Reproduce the material below word for word, leaving out the picture.
** Start of Supplied entries **
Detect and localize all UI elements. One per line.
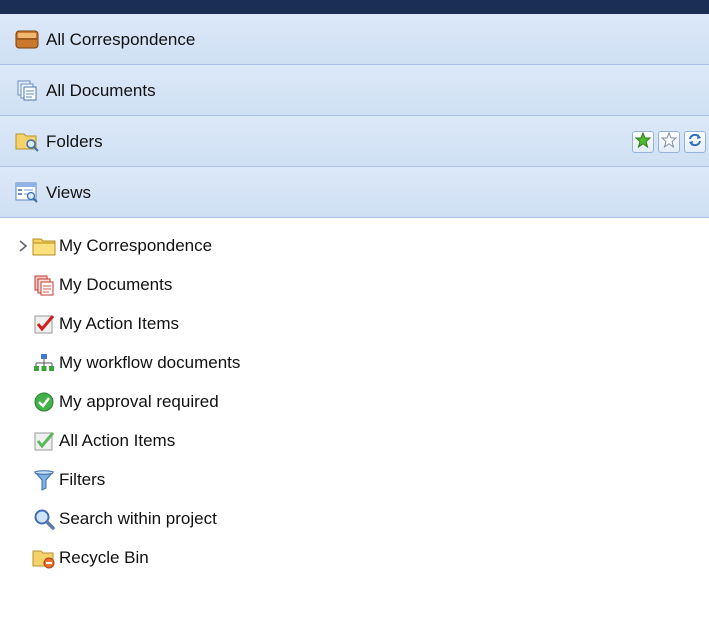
tree-item-my-correspondence[interactable]: My Correspondence (0, 226, 709, 265)
tree-item-my-workflow-documents[interactable]: My workflow documents (0, 343, 709, 382)
folder-search-icon (14, 128, 40, 154)
add-favorite-button[interactable] (632, 131, 654, 153)
search-icon (32, 507, 56, 531)
panel-all-correspondence[interactable]: All Correspondence (0, 14, 709, 65)
panel-label: Views (46, 182, 92, 202)
panel-label: Folders (46, 131, 103, 151)
inbox-icon (14, 26, 40, 52)
workflow-icon (32, 351, 56, 375)
green-check-icon (32, 429, 56, 453)
tree-item-my-action-items[interactable]: My Action Items (0, 304, 709, 343)
refresh-icon (687, 132, 703, 153)
tree-item-label: My Documents (59, 274, 173, 294)
panel-label: All Correspondence (46, 29, 196, 49)
views-icon (14, 179, 40, 205)
panel-all-documents[interactable]: All Documents (0, 65, 709, 116)
tree-item-filters[interactable]: Filters (0, 460, 709, 499)
tree-item-label: My approval required (59, 391, 219, 411)
tree-item-label: All Action Items (59, 430, 176, 450)
tree-item-label: My workflow documents (59, 352, 241, 372)
add-favorite-icon (634, 131, 652, 153)
refresh-button[interactable] (684, 131, 706, 153)
tree-item-label: My Correspondence (59, 235, 213, 255)
favorite-icon (660, 131, 678, 153)
panel-folders[interactable]: Folders (0, 116, 709, 167)
tree-item-my-approval-required[interactable]: My approval required (0, 382, 709, 421)
top-bar (0, 0, 709, 14)
tree-item-label: Recycle Bin (59, 547, 149, 567)
tree-item-recycle-bin[interactable]: Recycle Bin (0, 538, 709, 577)
red-documents-icon (32, 273, 56, 297)
views-tree: My Correspondence My Documents My Action… (0, 218, 709, 577)
tree-item-label: Search within project (59, 508, 217, 528)
panel-views[interactable]: Views (0, 167, 709, 218)
documents-icon (14, 77, 40, 103)
filter-icon (32, 468, 56, 492)
tree-item-search-within-project[interactable]: Search within project (0, 499, 709, 538)
chevron-right-icon[interactable] (13, 236, 32, 256)
red-check-icon (32, 312, 56, 336)
tree-item-my-documents[interactable]: My Documents (0, 265, 709, 304)
panel-label: All Documents (46, 80, 156, 100)
tree-item-label: My Action Items (59, 313, 179, 333)
approval-icon (32, 390, 56, 414)
tree-item-label: Filters (59, 469, 106, 489)
recycle-bin-icon (32, 546, 56, 570)
favorite-button[interactable] (658, 131, 680, 153)
folder-toolbar (632, 131, 706, 153)
folder-icon (32, 234, 56, 258)
tree-item-all-action-items[interactable]: All Action Items (0, 421, 709, 460)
** End of Supplied entries **
--- Solution below ---
Detect and localize all UI elements. One per line.
tree-item-my-correspondence[interactable]: My Correspondence (0, 226, 709, 265)
tree-item-my-workflow-documents[interactable]: My workflow documents (0, 343, 709, 382)
folder-search-icon (14, 128, 40, 154)
add-favorite-button[interactable] (632, 131, 654, 153)
search-icon (32, 507, 56, 531)
panel-all-correspondence[interactable]: All Correspondence (0, 14, 709, 65)
panel-label: Views (46, 182, 92, 202)
panel-label: Folders (46, 131, 103, 151)
inbox-icon (14, 26, 40, 52)
workflow-icon (32, 351, 56, 375)
green-check-icon (32, 429, 56, 453)
tree-item-my-action-items[interactable]: My Action Items (0, 304, 709, 343)
refresh-icon (687, 132, 703, 153)
tree-item-label: My Documents (59, 274, 173, 294)
panel-label: All Correspondence (46, 29, 196, 49)
views-icon (14, 179, 40, 205)
panel-all-documents[interactable]: All Documents (0, 65, 709, 116)
tree-item-filters[interactable]: Filters (0, 460, 709, 499)
tree-item-label: My approval required (59, 391, 219, 411)
tree-item-label: All Action Items (59, 430, 176, 450)
tree-item-label: My workflow documents (59, 352, 241, 372)
add-favorite-icon (634, 131, 652, 153)
refresh-button[interactable] (684, 131, 706, 153)
tree-item-label: My Correspondence (59, 235, 213, 255)
favorite-icon (660, 131, 678, 153)
panel-folders[interactable]: Folders (0, 116, 709, 167)
tree-item-my-approval-required[interactable]: My approval required (0, 382, 709, 421)
top-bar (0, 0, 709, 14)
tree-item-label: Recycle Bin (59, 547, 149, 567)
tree-item-recycle-bin[interactable]: Recycle Bin (0, 538, 709, 577)
red-documents-icon (32, 273, 56, 297)
views-tree: My Correspondence My Documents My Action… (0, 218, 709, 577)
tree-item-label: Search within project (59, 508, 217, 528)
panel-views[interactable]: Views (0, 167, 709, 218)
documents-icon (14, 77, 40, 103)
filter-icon (32, 468, 56, 492)
tree-item-search-within-project[interactable]: Search within project (0, 499, 709, 538)
chevron-right-icon[interactable] (13, 236, 32, 256)
red-check-icon (32, 312, 56, 336)
tree-item-my-documents[interactable]: My Documents (0, 265, 709, 304)
panel-label: All Documents (46, 80, 156, 100)
tree-item-label: My Action Items (59, 313, 179, 333)
approval-icon (32, 390, 56, 414)
tree-item-label: Filters (59, 469, 106, 489)
recycle-bin-icon (32, 546, 56, 570)
favorite-button[interactable] (658, 131, 680, 153)
folder-toolbar (632, 131, 706, 153)
folder-icon (32, 234, 56, 258)
tree-item-all-action-items[interactable]: All Action Items (0, 421, 709, 460)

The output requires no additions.